═══ Dataset content ═══
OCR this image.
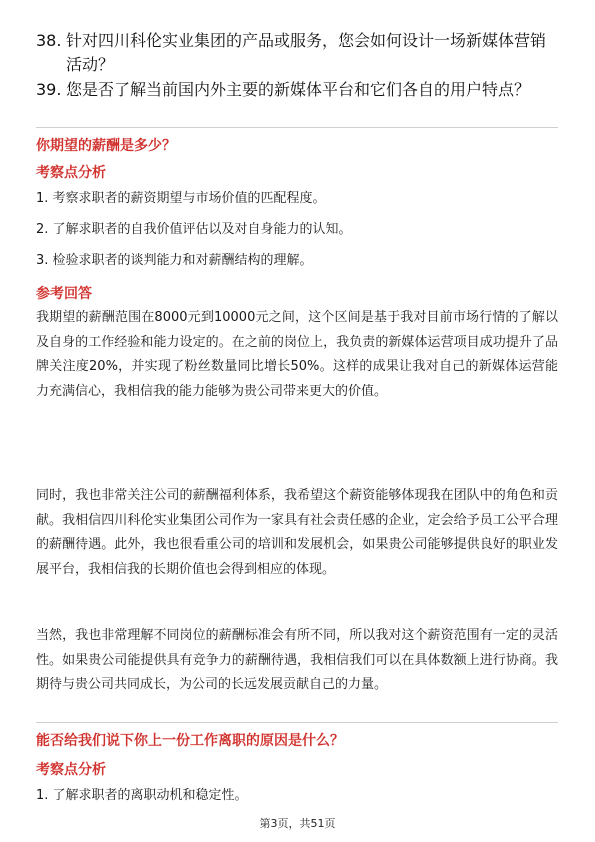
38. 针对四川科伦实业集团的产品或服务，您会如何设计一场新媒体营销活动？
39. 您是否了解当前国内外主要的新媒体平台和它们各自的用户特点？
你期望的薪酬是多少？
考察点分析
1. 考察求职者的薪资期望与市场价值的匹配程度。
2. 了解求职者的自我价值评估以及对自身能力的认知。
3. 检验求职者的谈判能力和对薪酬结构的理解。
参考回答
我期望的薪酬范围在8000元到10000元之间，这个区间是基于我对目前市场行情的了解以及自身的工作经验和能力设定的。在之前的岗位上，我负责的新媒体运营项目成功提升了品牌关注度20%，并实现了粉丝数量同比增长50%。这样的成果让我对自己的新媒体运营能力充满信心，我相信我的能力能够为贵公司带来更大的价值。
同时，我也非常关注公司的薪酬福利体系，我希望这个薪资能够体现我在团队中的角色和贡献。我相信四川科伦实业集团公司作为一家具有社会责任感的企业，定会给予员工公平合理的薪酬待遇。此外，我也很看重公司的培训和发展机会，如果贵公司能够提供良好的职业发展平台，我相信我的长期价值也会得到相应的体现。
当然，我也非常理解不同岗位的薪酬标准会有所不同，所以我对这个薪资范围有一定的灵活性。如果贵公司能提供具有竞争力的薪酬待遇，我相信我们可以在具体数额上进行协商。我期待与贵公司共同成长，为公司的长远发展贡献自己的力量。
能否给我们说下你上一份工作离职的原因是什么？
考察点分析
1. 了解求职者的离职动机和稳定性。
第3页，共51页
═══
═══ Dataset content ═══
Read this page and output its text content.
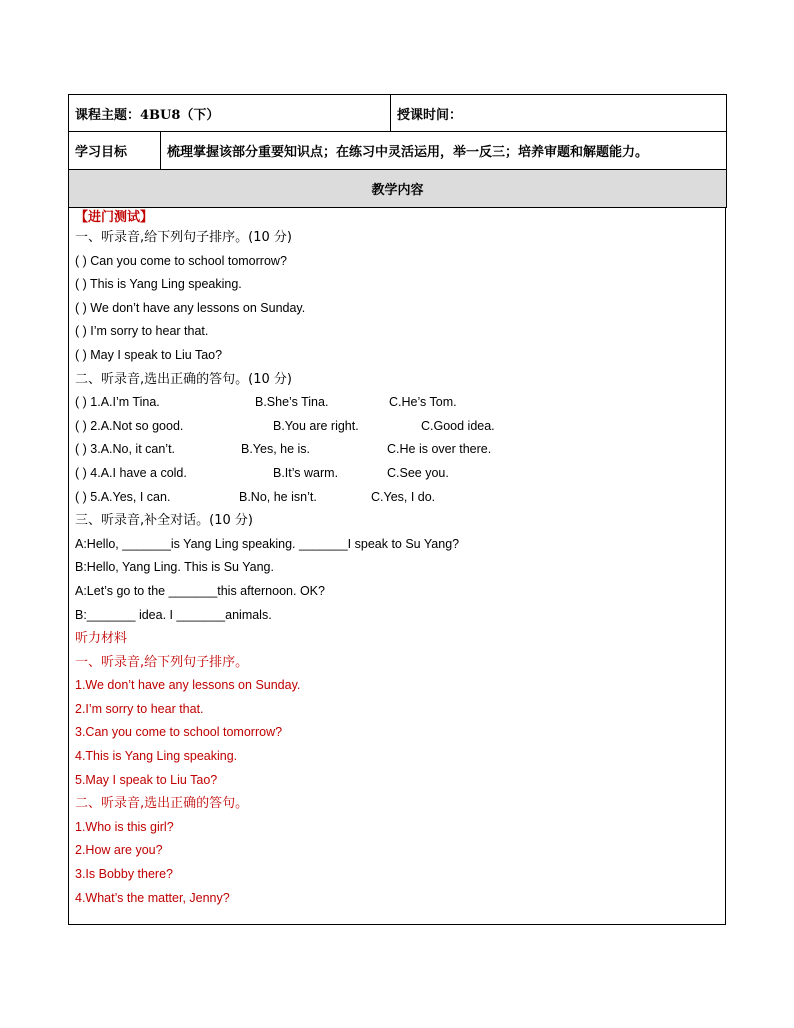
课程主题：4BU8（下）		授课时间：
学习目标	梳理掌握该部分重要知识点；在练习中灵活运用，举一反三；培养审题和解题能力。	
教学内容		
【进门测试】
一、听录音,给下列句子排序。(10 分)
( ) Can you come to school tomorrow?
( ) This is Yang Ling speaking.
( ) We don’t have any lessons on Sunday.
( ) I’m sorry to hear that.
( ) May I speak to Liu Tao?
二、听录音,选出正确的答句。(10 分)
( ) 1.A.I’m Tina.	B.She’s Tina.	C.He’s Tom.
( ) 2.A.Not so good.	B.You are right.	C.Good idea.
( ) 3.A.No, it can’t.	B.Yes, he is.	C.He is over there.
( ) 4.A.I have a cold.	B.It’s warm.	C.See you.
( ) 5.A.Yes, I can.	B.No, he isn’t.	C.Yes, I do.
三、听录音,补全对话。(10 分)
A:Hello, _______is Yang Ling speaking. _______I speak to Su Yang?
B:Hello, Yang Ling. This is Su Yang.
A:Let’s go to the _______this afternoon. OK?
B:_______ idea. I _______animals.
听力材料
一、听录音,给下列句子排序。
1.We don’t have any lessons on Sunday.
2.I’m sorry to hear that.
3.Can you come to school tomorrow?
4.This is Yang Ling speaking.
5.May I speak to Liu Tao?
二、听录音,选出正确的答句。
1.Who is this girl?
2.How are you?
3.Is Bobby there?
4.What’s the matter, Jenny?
═══
═══ Dataset content ═══
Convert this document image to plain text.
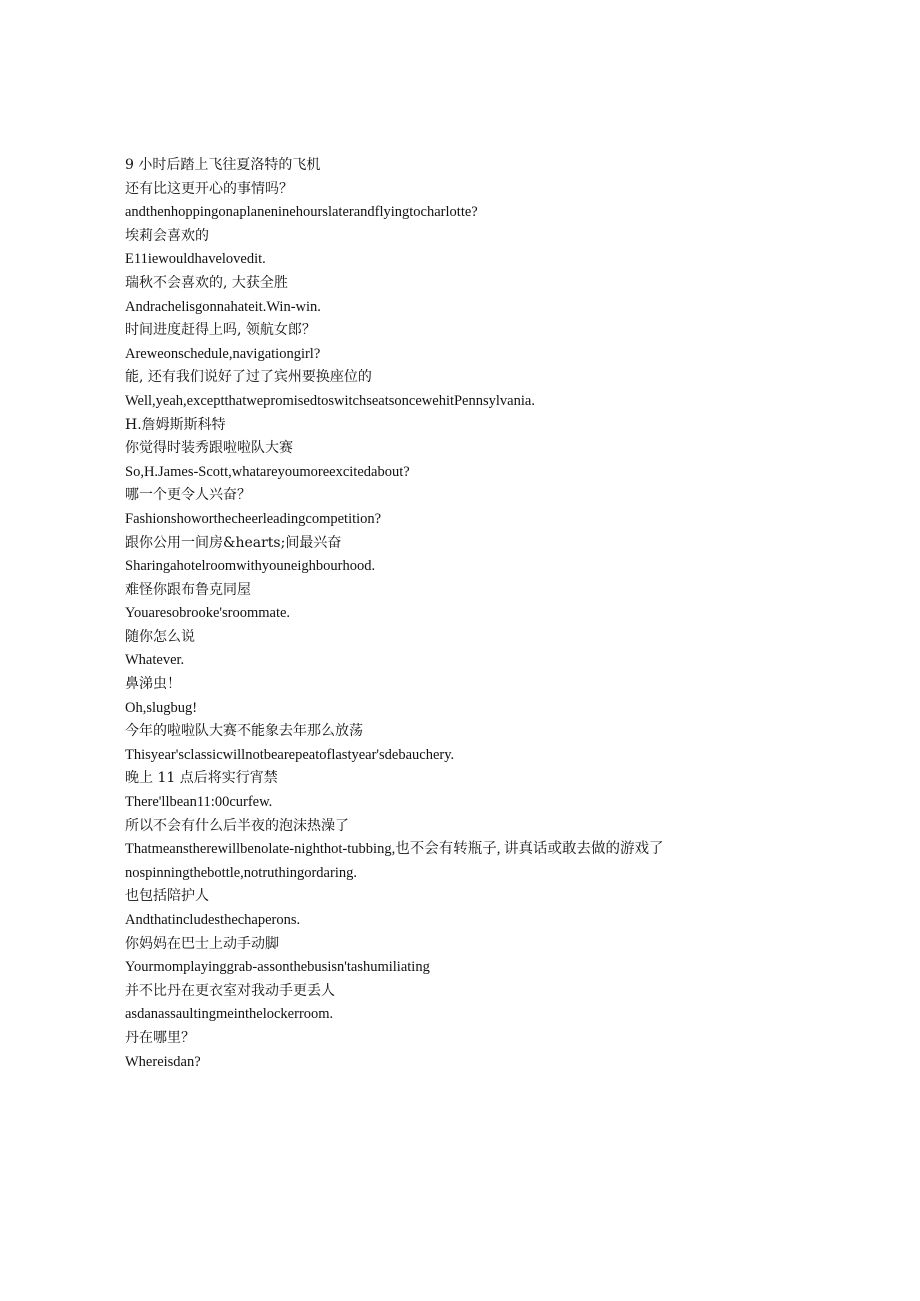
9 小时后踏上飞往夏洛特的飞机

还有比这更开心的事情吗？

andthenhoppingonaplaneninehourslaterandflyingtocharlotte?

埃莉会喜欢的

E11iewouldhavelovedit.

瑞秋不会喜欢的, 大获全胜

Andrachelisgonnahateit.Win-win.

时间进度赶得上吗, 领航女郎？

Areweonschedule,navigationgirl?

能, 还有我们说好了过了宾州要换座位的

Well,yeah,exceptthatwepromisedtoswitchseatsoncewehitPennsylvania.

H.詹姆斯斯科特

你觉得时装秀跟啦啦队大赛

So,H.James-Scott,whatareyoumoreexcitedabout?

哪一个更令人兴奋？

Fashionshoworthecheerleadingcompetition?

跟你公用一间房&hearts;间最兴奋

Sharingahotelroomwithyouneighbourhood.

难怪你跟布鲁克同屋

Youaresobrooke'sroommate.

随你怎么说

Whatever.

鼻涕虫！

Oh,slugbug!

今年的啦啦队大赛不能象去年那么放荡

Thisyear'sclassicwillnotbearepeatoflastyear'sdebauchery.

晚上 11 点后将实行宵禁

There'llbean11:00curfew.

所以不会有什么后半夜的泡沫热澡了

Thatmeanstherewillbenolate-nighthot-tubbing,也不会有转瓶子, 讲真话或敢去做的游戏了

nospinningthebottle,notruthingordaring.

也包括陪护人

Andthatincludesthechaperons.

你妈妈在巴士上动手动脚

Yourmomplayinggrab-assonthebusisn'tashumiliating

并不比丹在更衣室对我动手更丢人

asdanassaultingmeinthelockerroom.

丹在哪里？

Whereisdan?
═══
Identify and copy all lines with the word "image".

OCR this image.
Convert this document image to plain text.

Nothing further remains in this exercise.